▶ OBJECTIVE:
From the entries below, copy every line holding the word "ratings".

# start of EXTRACTED INFORMATION

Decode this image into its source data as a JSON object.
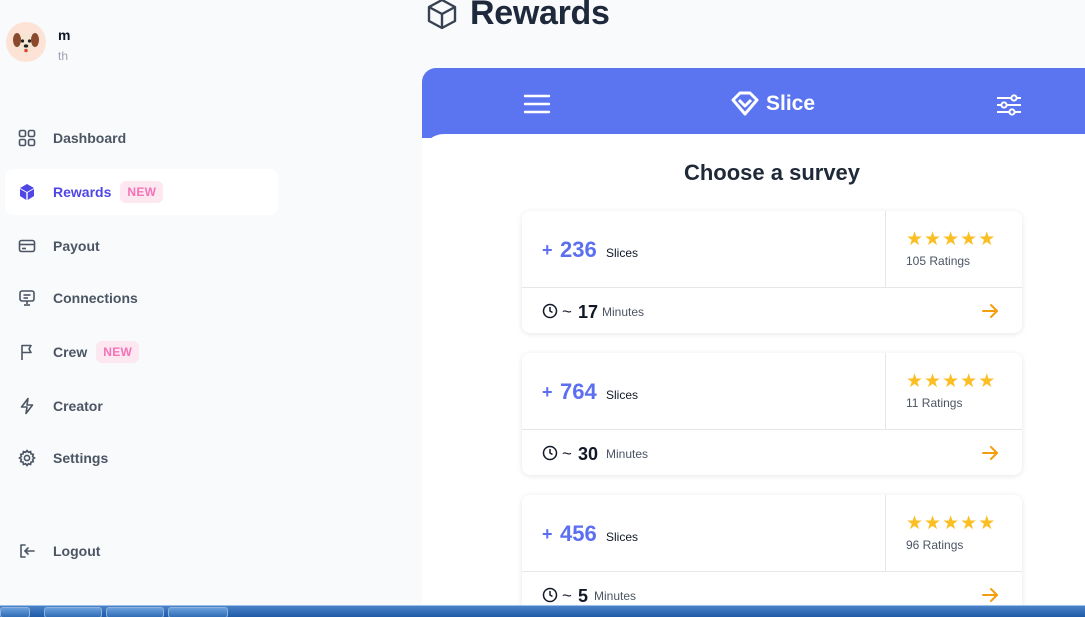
{
  "profile": {
    "name": "m",
    "subtitle": "th"
  },
  "nav": {
    "dashboard": "Dashboard",
    "rewards": "Rewards",
    "rewards_badge": "NEW",
    "payout": "Payout",
    "connections": "Connections",
    "crew": "Crew",
    "crew_badge": "NEW",
    "creator": "Creator",
    "settings": "Settings",
    "logout": "Logout"
  },
  "header": {
    "title": "Rewards"
  },
  "slice": {
    "logo_text": "Slice",
    "heading": "Choose a survey",
    "surveys": [
      {
        "plus": "+",
        "slices": "236",
        "slices_label": "Slices",
        "rating_stars": 5,
        "ratings": "105 Ratings",
        "tilde": "~",
        "minutes": "17",
        "minutes_label": "Minutes"
      },
      {
        "plus": "+",
        "slices": "764",
        "slices_label": "Slices",
        "rating_stars": 5,
        "ratings": "11 Ratings",
        "tilde": "~",
        "minutes": "30",
        "minutes_label": "Minutes"
      },
      {
        "plus": "+",
        "slices": "456",
        "slices_label": "Slices",
        "rating_stars": 5,
        "ratings": "96 Ratings",
        "tilde": "~",
        "minutes": "5",
        "minutes_label": "Minutes"
      }
    ]
  },
  "colors": {
    "accent": "#5b75f0",
    "badge_text": "#f472b6",
    "star": "#fbbf24",
    "arrow": "#f59e0b",
    "active_nav": "#4f46e5"
  },
  "icons": [
    "dashboard-icon",
    "cube-icon",
    "card-icon",
    "connections-icon",
    "flag-icon",
    "bolt-icon",
    "gear-icon",
    "logout-icon",
    "menu-icon",
    "slice-logo-icon",
    "filter-icon",
    "clock-icon",
    "arrow-right-icon",
    "star-icon"
  ]
}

# end of EXTRACTED INFORMATION

▶ FULL RESPONSE:
        "ratings": "105 Ratings",
        "ratings": "11 Ratings",
        "ratings": "96 Ratings",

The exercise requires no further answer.